→ **WORK INSTRUCTIONS**
Quote, without any change, every record from the line containing "What elements are in" down to the line containing "question-25 [187, 875, 1087, 1194]", both of those lines included.

## BEGIN DATA SHOWN

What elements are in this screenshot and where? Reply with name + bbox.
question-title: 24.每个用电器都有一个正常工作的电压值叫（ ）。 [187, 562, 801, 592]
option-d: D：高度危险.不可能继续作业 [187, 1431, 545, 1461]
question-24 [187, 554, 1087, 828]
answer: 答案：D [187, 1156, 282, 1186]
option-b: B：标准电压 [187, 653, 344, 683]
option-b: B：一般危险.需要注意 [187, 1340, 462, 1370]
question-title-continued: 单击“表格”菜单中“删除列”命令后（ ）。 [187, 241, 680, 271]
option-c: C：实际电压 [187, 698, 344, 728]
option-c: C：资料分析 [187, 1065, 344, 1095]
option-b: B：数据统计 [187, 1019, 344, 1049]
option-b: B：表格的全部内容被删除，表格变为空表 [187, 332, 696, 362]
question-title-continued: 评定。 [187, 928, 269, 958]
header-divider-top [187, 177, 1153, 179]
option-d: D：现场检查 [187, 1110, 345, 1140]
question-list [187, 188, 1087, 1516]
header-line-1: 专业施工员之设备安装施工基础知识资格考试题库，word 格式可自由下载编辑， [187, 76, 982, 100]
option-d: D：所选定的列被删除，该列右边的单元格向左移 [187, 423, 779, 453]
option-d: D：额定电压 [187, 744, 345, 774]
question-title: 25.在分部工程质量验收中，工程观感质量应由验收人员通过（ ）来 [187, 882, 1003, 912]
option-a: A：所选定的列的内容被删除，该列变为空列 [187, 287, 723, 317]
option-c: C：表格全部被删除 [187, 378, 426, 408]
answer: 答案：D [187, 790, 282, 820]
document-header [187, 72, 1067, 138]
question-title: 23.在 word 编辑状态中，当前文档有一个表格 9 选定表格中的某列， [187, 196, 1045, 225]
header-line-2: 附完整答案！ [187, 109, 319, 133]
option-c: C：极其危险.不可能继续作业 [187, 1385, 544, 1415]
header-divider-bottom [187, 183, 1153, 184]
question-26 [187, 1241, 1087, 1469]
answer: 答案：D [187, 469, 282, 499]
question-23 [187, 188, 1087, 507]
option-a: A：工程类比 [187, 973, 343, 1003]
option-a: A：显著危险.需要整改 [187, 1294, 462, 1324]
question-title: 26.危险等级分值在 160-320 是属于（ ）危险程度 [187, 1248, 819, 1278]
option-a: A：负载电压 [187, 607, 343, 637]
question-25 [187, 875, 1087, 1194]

## END DATA SHOWN
## BEGIN DATA SHOWN

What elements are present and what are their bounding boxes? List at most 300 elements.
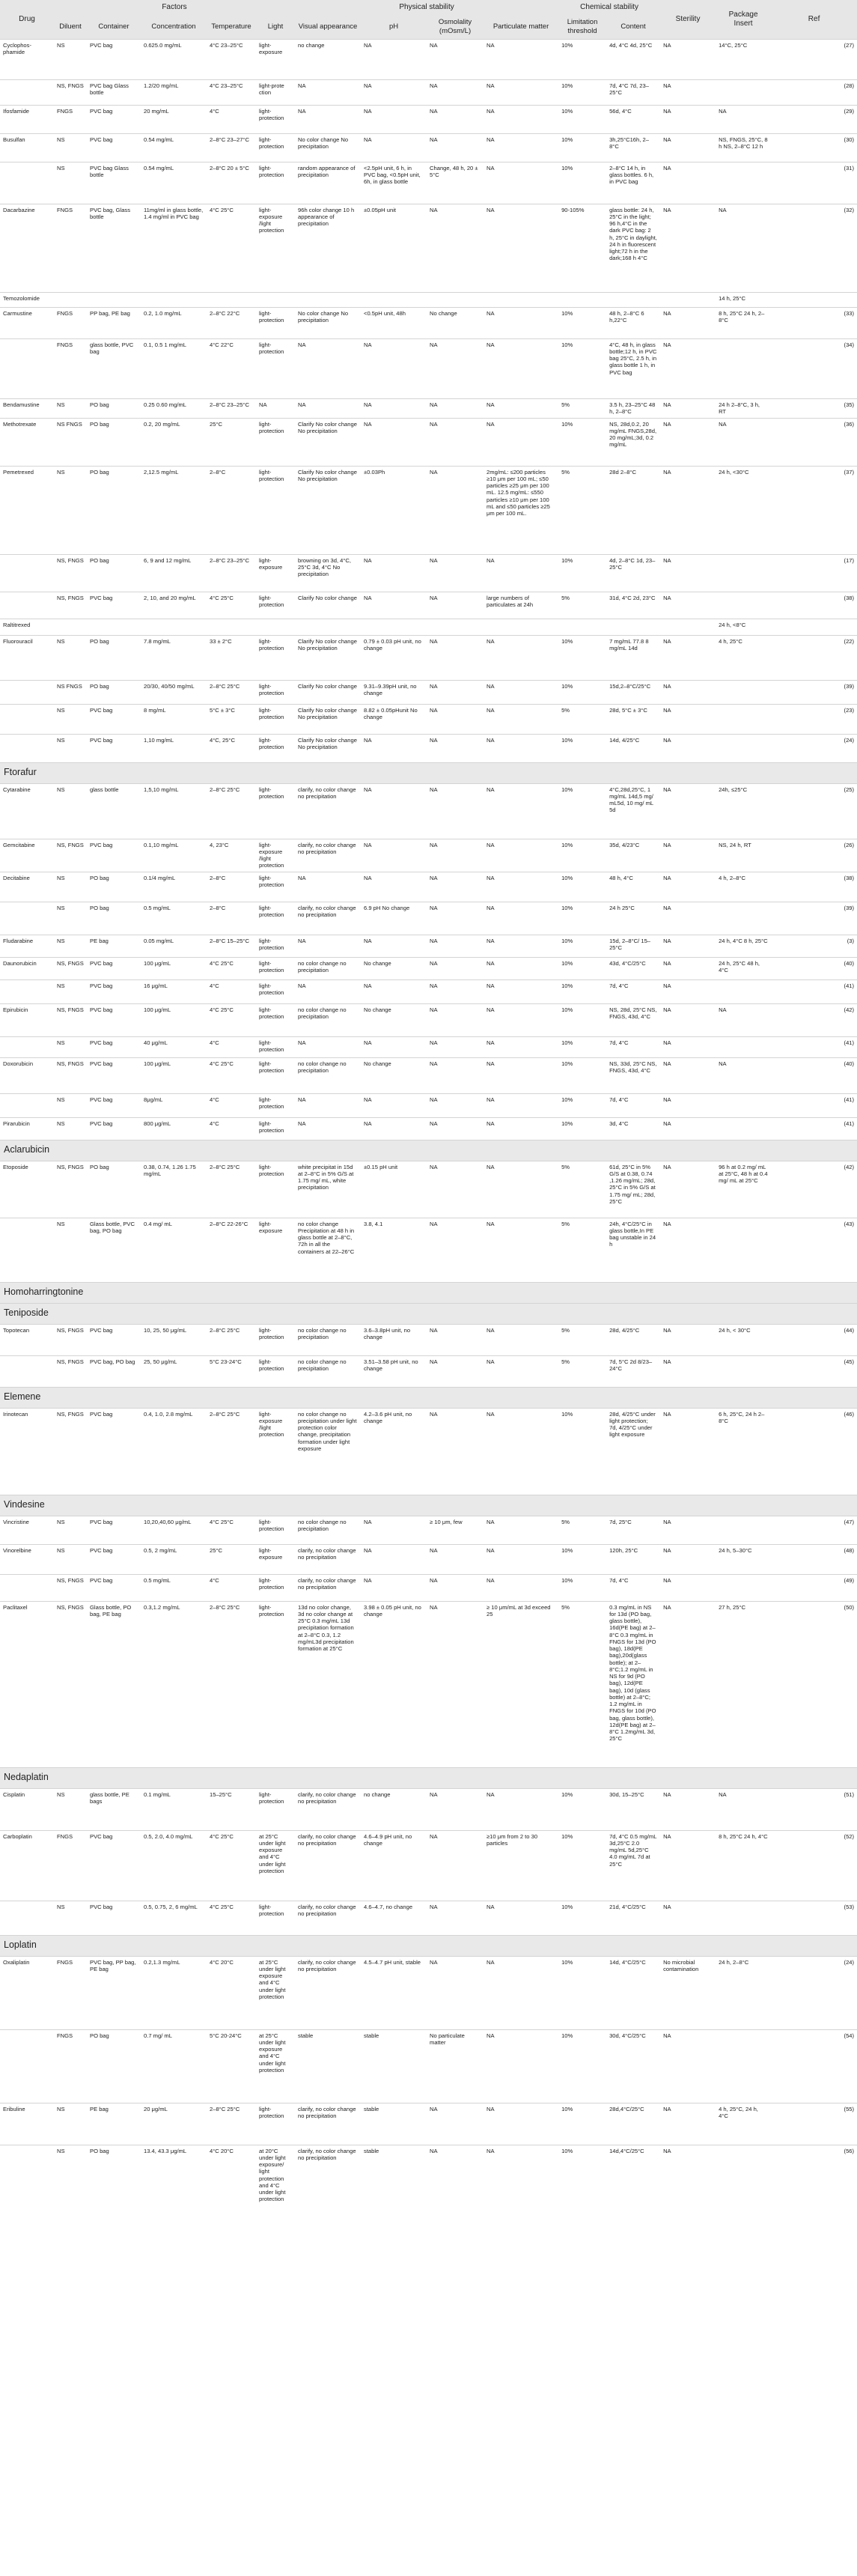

## END DATA SHOWN

→ **ANSWER FOR THE TASK**
What elements are in this screenshot and where? Reply with name + bbox.
question-title: 24.每个用电器都有一个正常工作的电压值叫（ ）。 [187, 562, 801, 592]
option-d: D：高度危险.不可能继续作业 [187, 1431, 545, 1461]
question-24 [187, 554, 1087, 828]
answer: 答案：D [187, 1156, 282, 1186]
option-b: B：标准电压 [187, 653, 344, 683]
option-b: B：一般危险.需要注意 [187, 1340, 462, 1370]
question-title-continued: 单击“表格”菜单中“删除列”命令后（ ）。 [187, 241, 680, 271]
option-c: C：实际电压 [187, 698, 344, 728]
option-c: C：资料分析 [187, 1065, 344, 1095]
option-b: B：数据统计 [187, 1019, 344, 1049]
option-b: B：表格的全部内容被删除，表格变为空表 [187, 332, 696, 362]
question-title-continued: 评定。 [187, 928, 269, 958]
header-divider-top [187, 177, 1153, 179]
option-d: D：现场检查 [187, 1110, 345, 1140]
question-list [187, 188, 1087, 1516]
header-line-1: 专业施工员之设备安装施工基础知识资格考试题库，word 格式可自由下载编辑， [187, 76, 982, 100]
option-d: D：所选定的列被删除，该列右边的单元格向左移 [187, 423, 779, 453]
option-d: D：额定电压 [187, 744, 345, 774]
question-title: 25.在分部工程质量验收中，工程观感质量应由验收人员通过（ ）来 [187, 882, 1003, 912]
option-a: A：所选定的列的内容被删除，该列变为空列 [187, 287, 723, 317]
option-c: C：表格全部被删除 [187, 378, 426, 408]
answer: 答案：D [187, 790, 282, 820]
document-header [187, 72, 1067, 138]
question-title: 23.在 word 编辑状态中，当前文档有一个表格 9 选定表格中的某列， [187, 196, 1045, 225]
header-line-2: 附完整答案！ [187, 109, 319, 133]
option-c: C：极其危险.不可能继续作业 [187, 1385, 544, 1415]
header-divider-bottom [187, 183, 1153, 184]
question-26 [187, 1241, 1087, 1469]
answer: 答案：D [187, 469, 282, 499]
question-23 [187, 188, 1087, 507]
option-a: A：工程类比 [187, 973, 343, 1003]
option-a: A：显著危险.需要整改 [187, 1294, 462, 1324]
question-title: 26.危险等级分值在 160-320 是属于（ ）危险程度 [187, 1248, 819, 1278]
option-a: A：负载电压 [187, 607, 343, 637]
question-25 [187, 875, 1087, 1194]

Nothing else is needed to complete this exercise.